__TASK GOAL__
Select and reproduce each line of the listing below that bears the string "Programming".

Data excerpts:
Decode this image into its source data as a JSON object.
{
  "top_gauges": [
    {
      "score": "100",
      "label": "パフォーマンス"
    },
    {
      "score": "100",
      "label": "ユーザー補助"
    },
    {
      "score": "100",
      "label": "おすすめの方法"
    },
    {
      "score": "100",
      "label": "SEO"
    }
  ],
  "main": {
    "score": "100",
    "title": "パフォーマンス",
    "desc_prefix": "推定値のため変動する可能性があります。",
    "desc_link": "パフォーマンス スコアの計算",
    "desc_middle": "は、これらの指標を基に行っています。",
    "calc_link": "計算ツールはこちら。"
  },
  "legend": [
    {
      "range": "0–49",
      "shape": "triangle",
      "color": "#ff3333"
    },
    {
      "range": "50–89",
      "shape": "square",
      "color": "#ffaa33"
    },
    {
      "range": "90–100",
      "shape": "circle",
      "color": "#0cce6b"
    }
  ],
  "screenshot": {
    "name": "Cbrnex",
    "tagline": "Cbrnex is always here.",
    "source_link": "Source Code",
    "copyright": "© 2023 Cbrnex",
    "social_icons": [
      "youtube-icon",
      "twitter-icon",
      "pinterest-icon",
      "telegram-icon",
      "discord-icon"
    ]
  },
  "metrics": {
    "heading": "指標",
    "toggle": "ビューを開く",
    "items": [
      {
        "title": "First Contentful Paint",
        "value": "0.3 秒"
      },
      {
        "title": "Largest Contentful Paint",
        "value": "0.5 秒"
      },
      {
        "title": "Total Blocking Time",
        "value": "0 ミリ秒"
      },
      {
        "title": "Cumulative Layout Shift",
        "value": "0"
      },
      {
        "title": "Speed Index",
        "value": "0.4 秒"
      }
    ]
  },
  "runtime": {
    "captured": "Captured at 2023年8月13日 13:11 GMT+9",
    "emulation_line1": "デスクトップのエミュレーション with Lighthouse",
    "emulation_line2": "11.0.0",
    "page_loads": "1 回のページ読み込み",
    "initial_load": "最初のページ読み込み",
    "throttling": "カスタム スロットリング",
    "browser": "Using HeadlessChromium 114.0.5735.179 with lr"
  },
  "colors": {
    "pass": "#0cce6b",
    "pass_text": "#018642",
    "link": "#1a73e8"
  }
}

--

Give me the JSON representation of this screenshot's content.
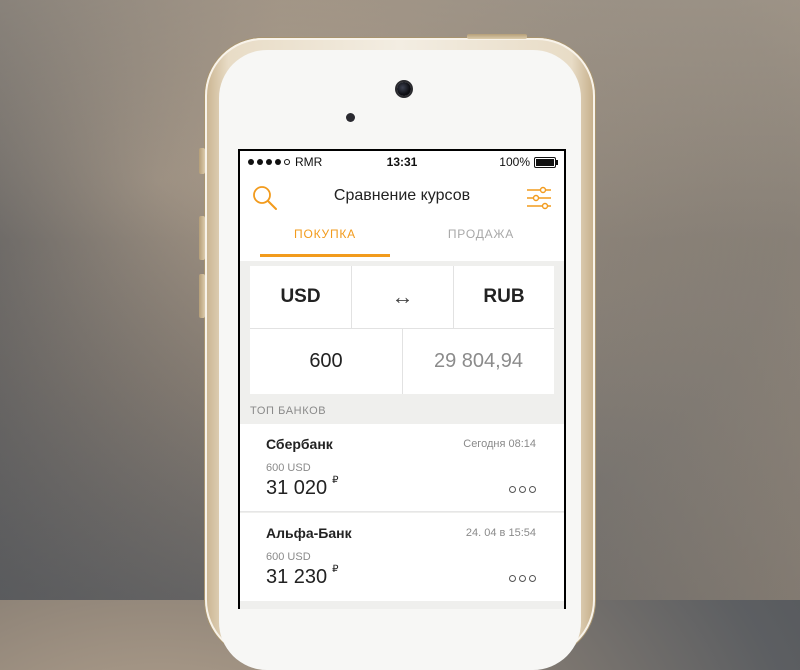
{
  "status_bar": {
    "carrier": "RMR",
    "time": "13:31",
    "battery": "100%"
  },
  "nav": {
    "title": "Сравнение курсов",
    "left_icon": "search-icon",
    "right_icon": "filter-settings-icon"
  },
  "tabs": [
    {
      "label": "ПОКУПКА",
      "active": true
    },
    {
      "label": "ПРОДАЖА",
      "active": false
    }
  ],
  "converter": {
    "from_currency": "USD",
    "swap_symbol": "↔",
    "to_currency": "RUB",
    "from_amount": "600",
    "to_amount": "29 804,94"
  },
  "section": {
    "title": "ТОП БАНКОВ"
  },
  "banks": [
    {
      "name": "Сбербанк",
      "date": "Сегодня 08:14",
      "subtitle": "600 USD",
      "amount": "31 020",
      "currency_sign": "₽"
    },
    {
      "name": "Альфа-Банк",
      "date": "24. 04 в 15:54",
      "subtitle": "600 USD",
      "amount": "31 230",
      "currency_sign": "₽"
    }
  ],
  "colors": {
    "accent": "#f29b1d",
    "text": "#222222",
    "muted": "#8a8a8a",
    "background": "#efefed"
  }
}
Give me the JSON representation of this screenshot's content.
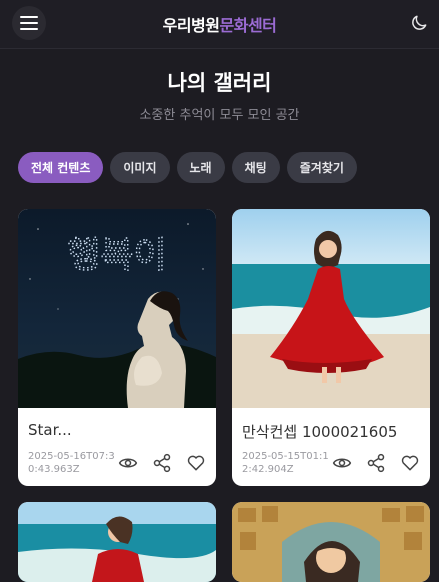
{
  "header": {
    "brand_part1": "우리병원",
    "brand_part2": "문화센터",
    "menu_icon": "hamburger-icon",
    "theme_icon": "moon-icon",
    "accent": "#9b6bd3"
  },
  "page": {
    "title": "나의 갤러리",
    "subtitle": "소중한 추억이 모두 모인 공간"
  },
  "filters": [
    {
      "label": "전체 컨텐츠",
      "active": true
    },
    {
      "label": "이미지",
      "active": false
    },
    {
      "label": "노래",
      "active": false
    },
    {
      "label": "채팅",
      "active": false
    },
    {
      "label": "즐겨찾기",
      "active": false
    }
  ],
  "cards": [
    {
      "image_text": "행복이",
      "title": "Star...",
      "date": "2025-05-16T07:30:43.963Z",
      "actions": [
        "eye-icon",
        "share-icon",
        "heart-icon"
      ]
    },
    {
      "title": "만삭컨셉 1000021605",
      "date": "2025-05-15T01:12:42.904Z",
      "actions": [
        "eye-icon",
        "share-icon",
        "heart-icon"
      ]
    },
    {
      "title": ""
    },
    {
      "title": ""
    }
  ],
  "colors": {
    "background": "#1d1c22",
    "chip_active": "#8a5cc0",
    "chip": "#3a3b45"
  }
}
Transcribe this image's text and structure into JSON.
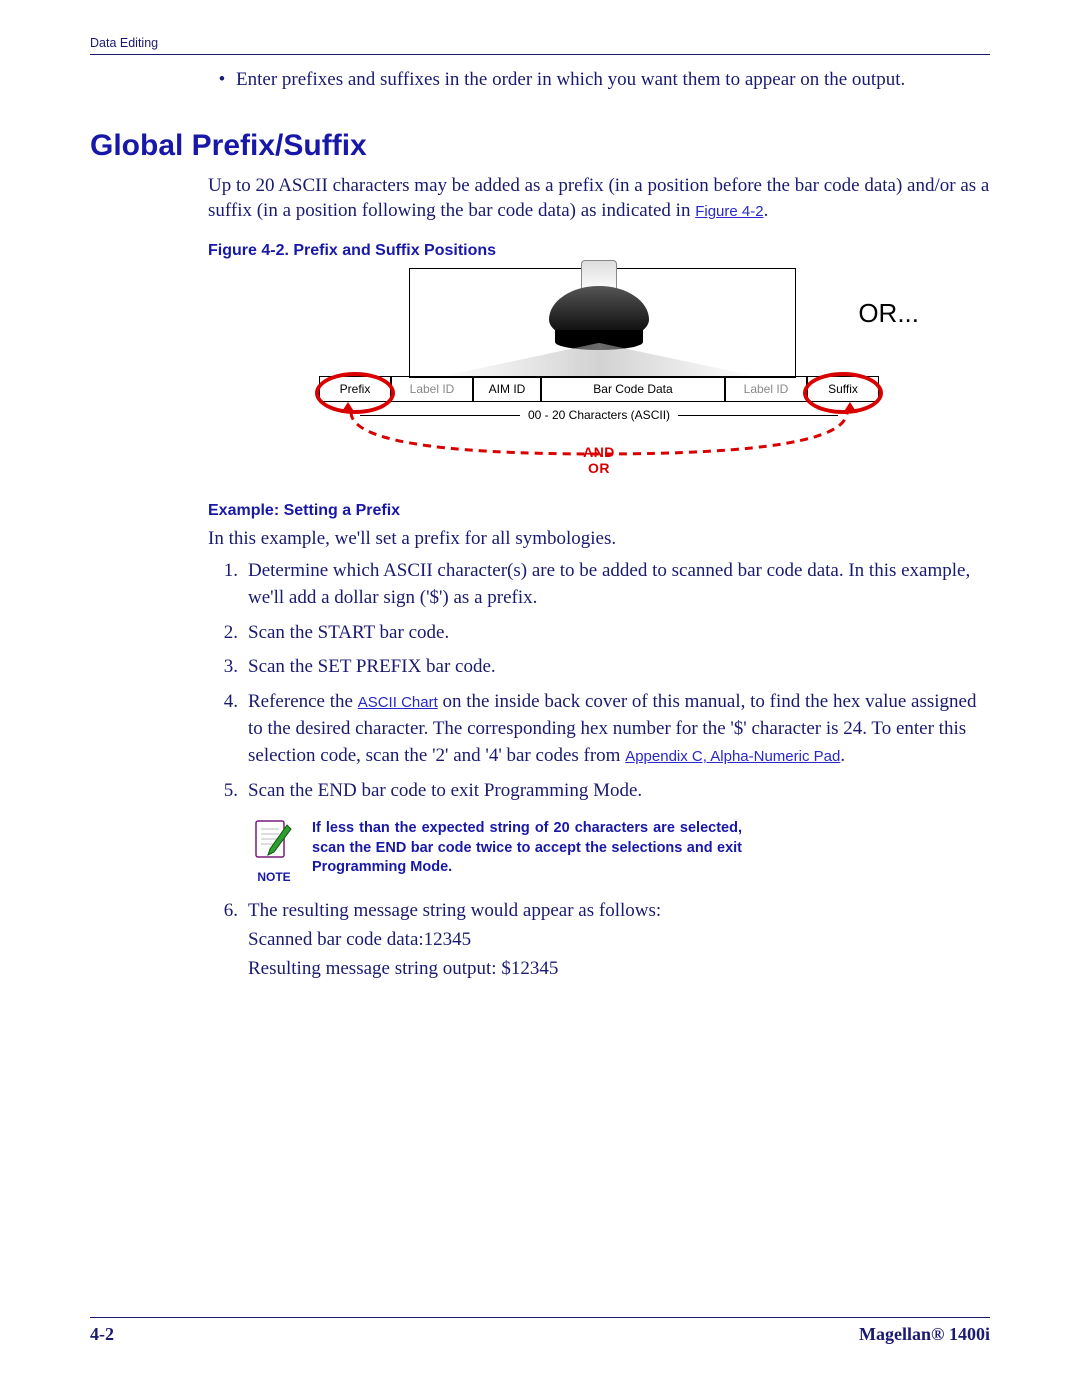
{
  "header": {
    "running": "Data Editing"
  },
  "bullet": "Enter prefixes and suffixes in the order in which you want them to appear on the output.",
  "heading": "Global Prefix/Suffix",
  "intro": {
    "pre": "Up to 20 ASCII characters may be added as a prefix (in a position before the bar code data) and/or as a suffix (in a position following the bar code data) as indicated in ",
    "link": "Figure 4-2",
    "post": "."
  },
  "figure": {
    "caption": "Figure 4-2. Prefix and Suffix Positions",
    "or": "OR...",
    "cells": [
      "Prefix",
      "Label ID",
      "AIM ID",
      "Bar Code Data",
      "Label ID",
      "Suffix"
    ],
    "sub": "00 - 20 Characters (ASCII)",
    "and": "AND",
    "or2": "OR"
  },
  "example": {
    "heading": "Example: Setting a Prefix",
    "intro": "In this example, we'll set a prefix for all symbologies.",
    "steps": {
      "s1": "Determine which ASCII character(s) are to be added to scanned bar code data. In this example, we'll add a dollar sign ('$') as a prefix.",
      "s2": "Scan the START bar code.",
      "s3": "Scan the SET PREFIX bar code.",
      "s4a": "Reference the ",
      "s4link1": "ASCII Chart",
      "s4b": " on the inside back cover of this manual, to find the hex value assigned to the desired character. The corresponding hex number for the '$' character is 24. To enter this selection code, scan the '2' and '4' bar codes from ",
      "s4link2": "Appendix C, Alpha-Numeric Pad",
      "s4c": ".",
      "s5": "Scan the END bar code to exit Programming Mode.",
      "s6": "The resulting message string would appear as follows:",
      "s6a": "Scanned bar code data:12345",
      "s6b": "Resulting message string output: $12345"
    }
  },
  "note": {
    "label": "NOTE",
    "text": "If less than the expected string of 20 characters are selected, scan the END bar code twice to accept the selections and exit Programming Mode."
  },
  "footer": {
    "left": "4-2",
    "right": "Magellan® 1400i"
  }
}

__RESULT__
      "s5": "Scan the END bar code to exit Programming Mode.",
    "text": "If less than the expected string of 20 characters are selected, scan the END bar code twice to accept the selections and exit Programming Mode."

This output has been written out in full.